A run of records
========

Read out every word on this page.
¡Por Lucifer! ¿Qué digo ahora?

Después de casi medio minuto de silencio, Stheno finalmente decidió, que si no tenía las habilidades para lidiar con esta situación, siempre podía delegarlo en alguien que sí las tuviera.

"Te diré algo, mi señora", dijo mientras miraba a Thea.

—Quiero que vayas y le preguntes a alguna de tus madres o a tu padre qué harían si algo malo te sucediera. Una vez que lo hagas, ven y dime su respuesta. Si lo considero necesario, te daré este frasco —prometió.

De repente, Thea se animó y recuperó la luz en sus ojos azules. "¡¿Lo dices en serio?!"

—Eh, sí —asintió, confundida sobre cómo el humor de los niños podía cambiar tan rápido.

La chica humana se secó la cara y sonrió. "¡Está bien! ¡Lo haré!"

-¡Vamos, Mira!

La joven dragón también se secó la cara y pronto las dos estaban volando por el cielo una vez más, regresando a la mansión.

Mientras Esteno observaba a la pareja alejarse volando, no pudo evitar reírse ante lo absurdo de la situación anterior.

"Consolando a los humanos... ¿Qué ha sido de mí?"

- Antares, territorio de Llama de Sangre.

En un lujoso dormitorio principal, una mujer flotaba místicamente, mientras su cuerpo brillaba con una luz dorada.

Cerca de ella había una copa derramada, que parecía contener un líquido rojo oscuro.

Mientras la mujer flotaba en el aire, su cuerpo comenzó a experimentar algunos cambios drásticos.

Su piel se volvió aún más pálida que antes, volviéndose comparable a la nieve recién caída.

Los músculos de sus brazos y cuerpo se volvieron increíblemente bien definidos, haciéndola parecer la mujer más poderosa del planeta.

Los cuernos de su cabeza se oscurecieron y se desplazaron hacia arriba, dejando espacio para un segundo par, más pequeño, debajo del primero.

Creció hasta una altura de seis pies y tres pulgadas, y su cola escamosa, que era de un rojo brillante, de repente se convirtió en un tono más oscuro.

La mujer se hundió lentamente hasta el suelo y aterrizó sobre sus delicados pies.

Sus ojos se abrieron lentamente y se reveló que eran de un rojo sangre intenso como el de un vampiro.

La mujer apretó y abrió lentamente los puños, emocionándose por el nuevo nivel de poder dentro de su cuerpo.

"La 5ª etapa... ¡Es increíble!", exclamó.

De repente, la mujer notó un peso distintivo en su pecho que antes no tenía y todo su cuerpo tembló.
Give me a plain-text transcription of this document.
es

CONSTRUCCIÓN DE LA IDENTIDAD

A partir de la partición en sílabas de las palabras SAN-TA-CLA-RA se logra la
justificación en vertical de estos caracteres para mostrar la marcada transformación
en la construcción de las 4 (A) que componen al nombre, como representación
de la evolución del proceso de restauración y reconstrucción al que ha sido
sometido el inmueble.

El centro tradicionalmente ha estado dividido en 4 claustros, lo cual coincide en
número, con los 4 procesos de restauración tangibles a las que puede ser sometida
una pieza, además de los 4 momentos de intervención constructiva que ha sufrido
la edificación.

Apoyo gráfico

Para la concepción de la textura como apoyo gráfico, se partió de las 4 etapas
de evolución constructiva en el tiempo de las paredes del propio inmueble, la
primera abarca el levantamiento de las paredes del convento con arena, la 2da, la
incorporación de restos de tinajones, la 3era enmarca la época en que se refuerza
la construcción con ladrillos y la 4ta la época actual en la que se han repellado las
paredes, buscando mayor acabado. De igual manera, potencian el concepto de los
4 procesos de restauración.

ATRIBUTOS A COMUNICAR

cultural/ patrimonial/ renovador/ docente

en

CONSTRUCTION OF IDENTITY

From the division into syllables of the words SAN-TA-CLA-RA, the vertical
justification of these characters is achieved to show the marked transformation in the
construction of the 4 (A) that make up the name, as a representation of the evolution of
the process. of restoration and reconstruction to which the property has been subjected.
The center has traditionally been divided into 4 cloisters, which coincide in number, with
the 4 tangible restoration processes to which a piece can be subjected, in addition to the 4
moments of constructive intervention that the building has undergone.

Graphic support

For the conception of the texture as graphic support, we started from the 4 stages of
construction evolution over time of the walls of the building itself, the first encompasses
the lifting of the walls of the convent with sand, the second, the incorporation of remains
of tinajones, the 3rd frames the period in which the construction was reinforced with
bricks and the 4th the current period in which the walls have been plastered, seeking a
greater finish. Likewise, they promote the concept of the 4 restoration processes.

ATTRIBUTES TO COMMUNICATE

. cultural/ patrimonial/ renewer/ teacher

========

Wherever a line in the data above holds "walls", copy that line.

construction evolution over time of the walls of the building itself, the first encompasses
the lifting of the walls of the convent with sand, the second, the incorporation of remains
bricks and the 4th the current period in which the walls have been plastered, seeking a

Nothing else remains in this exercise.